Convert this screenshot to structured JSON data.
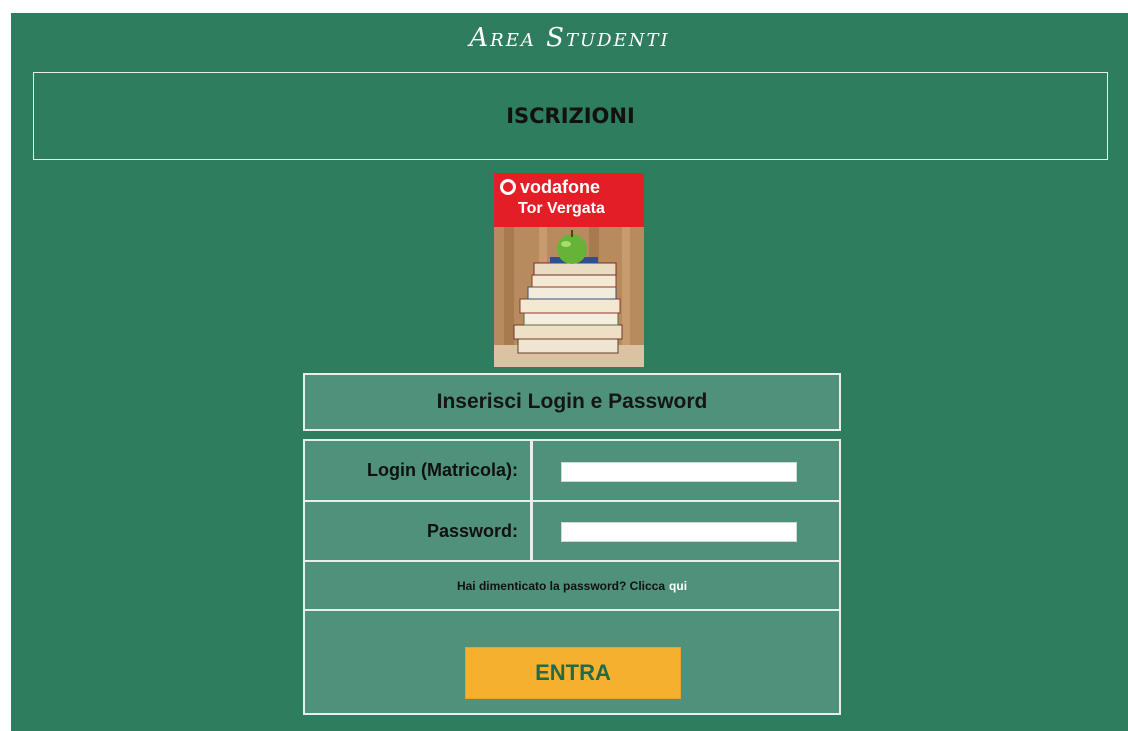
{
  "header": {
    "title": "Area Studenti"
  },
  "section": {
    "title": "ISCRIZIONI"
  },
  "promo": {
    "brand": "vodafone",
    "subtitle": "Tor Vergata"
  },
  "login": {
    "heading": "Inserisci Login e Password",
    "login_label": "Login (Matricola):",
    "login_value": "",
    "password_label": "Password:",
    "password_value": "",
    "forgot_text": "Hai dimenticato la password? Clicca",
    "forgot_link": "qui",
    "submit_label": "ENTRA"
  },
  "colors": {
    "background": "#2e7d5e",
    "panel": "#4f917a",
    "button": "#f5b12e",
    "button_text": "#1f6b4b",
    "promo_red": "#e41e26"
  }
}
= = =
Give the entries again without a single change, but with no pictures.

• Answer to the task
Convert this screenshot to structured JSON data.
{
  "header": {
    "title": "Area Studenti"
  },
  "section": {
    "title": "ISCRIZIONI"
  },
  "promo": {
    "brand": "vodafone",
    "subtitle": "Tor Vergata"
  },
  "login": {
    "heading": "Inserisci Login e Password",
    "login_label": "Login (Matricola):",
    "login_value": "",
    "password_label": "Password:",
    "password_value": "",
    "forgot_text": "Hai dimenticato la password? Clicca",
    "forgot_link": "qui",
    "submit_label": "ENTRA"
  },
  "colors": {
    "background": "#2e7d5e",
    "panel": "#4f917a",
    "button": "#f5b12e",
    "button_text": "#1f6b4b",
    "promo_red": "#e41e26"
  }
}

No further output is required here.